WHAT TO PRODUCE ->
Scan the data below. Pull out each line where "Scaled" occurs.

RECORDS FOR THIS TASK ->
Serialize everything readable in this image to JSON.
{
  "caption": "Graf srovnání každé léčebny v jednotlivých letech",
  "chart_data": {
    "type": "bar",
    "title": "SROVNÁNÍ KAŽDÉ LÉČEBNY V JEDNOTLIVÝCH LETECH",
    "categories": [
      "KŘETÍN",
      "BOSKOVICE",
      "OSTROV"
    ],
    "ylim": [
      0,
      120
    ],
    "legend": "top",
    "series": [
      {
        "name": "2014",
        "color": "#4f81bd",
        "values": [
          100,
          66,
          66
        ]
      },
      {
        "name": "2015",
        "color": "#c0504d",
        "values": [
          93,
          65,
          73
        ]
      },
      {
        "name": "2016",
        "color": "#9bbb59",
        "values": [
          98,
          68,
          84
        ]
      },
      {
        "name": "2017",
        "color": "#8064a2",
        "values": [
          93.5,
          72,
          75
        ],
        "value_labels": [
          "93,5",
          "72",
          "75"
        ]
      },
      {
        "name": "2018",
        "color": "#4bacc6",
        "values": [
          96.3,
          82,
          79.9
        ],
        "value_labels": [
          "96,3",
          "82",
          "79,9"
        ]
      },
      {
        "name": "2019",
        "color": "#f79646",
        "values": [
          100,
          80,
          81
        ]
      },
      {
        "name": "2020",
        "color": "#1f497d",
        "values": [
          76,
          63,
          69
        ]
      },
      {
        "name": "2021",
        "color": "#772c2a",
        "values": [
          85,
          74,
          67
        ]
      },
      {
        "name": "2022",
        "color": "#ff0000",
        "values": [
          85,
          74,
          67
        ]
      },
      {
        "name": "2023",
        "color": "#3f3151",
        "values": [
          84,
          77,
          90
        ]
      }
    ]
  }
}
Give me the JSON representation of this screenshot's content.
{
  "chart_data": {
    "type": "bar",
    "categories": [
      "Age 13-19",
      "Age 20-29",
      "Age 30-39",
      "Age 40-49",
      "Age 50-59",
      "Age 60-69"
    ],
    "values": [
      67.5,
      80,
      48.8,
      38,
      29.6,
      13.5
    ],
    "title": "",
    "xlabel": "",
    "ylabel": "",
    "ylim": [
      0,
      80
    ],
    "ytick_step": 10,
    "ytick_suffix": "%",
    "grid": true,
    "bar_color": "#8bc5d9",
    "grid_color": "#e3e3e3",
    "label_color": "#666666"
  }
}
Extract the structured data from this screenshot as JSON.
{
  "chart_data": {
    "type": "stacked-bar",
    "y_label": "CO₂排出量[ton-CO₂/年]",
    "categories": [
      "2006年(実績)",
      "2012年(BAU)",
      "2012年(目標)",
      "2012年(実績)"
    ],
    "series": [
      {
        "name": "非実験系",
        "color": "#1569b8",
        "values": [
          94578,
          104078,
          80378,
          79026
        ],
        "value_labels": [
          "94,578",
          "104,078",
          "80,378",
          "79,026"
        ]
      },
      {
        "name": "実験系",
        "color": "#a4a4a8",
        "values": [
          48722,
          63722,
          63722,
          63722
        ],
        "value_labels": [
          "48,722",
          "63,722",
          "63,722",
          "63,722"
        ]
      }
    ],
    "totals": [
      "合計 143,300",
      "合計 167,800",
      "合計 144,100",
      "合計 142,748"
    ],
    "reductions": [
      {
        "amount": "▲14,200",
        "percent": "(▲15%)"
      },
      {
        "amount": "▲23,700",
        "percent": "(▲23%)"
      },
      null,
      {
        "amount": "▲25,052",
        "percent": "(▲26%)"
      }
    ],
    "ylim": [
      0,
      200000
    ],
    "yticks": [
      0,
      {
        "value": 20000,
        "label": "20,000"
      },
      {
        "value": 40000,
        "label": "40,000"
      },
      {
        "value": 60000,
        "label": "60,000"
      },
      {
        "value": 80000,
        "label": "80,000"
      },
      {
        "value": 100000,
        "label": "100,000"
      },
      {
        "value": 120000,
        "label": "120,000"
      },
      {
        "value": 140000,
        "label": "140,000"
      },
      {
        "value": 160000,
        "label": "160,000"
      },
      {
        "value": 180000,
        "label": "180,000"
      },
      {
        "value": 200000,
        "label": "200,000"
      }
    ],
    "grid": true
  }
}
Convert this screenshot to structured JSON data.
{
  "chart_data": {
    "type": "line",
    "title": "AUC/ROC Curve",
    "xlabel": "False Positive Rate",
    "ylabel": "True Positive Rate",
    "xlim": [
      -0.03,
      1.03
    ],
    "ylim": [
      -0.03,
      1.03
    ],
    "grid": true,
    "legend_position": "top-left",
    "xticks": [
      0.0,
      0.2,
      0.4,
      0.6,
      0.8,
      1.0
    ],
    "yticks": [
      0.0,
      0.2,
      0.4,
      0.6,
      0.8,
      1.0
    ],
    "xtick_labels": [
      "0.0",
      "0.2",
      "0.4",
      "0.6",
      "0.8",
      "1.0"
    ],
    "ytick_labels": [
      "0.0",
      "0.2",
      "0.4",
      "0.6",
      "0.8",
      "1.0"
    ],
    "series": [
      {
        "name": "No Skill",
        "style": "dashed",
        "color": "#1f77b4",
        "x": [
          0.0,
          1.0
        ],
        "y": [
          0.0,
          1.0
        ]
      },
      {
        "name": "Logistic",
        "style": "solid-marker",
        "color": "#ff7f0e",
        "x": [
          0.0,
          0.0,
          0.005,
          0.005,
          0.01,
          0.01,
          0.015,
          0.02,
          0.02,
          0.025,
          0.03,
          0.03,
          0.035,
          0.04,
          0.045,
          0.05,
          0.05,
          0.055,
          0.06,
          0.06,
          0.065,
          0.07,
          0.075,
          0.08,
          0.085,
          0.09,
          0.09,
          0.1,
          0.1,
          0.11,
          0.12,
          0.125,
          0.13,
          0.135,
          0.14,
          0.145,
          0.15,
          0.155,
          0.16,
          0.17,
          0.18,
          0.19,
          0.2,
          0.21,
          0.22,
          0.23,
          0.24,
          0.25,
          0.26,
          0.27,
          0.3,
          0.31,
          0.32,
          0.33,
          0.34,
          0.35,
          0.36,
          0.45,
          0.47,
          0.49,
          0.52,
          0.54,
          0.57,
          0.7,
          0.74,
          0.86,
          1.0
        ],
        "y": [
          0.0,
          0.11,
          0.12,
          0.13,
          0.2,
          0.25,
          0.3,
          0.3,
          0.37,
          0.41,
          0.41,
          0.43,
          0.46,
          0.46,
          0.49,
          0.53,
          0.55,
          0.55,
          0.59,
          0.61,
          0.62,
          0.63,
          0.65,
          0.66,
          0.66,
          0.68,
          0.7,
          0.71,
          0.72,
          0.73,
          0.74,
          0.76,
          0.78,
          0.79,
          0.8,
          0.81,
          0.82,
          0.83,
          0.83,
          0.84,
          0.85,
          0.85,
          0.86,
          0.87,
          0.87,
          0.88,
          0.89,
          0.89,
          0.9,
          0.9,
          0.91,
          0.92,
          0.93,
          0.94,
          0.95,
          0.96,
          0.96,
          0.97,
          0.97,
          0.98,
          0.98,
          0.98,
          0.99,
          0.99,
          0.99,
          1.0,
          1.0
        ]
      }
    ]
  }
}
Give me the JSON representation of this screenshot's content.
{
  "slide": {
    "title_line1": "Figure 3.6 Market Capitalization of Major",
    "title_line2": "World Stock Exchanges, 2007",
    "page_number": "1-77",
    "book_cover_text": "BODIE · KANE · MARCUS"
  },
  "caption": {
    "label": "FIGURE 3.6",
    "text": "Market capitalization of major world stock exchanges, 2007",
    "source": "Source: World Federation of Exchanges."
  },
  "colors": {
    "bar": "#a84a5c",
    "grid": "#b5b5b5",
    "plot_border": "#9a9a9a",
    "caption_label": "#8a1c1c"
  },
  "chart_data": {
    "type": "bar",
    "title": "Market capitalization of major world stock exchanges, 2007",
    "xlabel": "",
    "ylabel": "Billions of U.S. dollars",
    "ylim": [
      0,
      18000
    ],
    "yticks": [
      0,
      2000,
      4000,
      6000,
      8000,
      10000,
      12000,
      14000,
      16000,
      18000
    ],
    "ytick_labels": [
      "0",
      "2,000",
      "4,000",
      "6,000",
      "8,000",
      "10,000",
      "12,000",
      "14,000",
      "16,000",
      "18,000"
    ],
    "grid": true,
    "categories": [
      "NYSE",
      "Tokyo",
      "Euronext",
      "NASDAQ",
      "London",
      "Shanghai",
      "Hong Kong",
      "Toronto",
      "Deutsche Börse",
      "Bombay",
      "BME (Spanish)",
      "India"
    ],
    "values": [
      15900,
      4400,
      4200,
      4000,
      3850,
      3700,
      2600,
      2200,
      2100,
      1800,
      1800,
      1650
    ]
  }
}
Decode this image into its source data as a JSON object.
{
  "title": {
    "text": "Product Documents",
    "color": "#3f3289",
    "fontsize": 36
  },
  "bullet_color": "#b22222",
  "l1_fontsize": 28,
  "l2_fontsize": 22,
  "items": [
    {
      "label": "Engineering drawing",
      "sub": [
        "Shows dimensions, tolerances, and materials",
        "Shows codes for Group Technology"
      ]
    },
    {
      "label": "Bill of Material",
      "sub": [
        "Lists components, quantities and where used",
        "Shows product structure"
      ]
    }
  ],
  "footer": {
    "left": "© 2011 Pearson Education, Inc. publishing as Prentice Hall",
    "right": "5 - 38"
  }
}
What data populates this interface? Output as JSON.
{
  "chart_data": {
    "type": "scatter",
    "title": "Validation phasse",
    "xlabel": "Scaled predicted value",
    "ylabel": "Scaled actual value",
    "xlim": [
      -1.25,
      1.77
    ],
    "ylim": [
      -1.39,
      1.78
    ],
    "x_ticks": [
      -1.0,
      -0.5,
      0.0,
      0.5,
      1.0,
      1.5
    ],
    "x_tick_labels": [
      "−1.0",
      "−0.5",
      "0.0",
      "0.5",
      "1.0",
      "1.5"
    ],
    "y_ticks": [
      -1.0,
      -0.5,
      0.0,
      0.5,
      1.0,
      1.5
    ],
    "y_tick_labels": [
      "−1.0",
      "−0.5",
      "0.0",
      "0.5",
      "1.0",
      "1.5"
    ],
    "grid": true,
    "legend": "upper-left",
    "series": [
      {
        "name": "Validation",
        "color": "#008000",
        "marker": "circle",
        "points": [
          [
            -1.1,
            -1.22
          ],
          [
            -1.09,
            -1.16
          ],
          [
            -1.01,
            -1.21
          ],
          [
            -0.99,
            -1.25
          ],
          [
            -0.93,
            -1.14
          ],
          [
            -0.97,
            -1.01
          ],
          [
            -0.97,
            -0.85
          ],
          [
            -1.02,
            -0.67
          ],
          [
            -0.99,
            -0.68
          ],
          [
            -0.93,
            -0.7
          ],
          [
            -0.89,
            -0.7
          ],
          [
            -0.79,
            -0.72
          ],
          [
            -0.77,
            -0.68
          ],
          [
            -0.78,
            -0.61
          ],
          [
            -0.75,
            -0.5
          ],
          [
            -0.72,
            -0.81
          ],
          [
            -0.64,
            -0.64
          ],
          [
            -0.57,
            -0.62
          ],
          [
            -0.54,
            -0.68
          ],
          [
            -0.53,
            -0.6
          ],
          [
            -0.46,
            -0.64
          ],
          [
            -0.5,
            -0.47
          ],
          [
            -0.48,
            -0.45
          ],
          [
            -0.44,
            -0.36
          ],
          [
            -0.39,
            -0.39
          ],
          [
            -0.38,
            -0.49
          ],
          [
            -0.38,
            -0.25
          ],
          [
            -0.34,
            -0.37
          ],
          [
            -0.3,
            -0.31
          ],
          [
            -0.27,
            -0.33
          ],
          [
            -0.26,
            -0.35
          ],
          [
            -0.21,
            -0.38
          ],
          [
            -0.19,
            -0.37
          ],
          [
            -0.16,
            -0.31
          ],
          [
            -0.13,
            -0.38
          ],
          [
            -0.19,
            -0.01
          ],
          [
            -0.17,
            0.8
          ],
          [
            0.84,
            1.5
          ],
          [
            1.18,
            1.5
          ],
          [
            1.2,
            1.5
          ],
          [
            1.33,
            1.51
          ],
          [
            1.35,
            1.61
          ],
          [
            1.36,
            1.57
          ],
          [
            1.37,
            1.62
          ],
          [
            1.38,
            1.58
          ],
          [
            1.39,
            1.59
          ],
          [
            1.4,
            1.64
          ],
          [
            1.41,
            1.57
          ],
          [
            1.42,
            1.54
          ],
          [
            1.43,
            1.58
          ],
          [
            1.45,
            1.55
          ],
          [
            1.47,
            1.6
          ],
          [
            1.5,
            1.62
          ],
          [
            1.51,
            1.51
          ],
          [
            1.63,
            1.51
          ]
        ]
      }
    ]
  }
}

EXERCISE ANSWER ->
    "xlabel": "Scaled predicted value",
    "ylabel": "Scaled actual value",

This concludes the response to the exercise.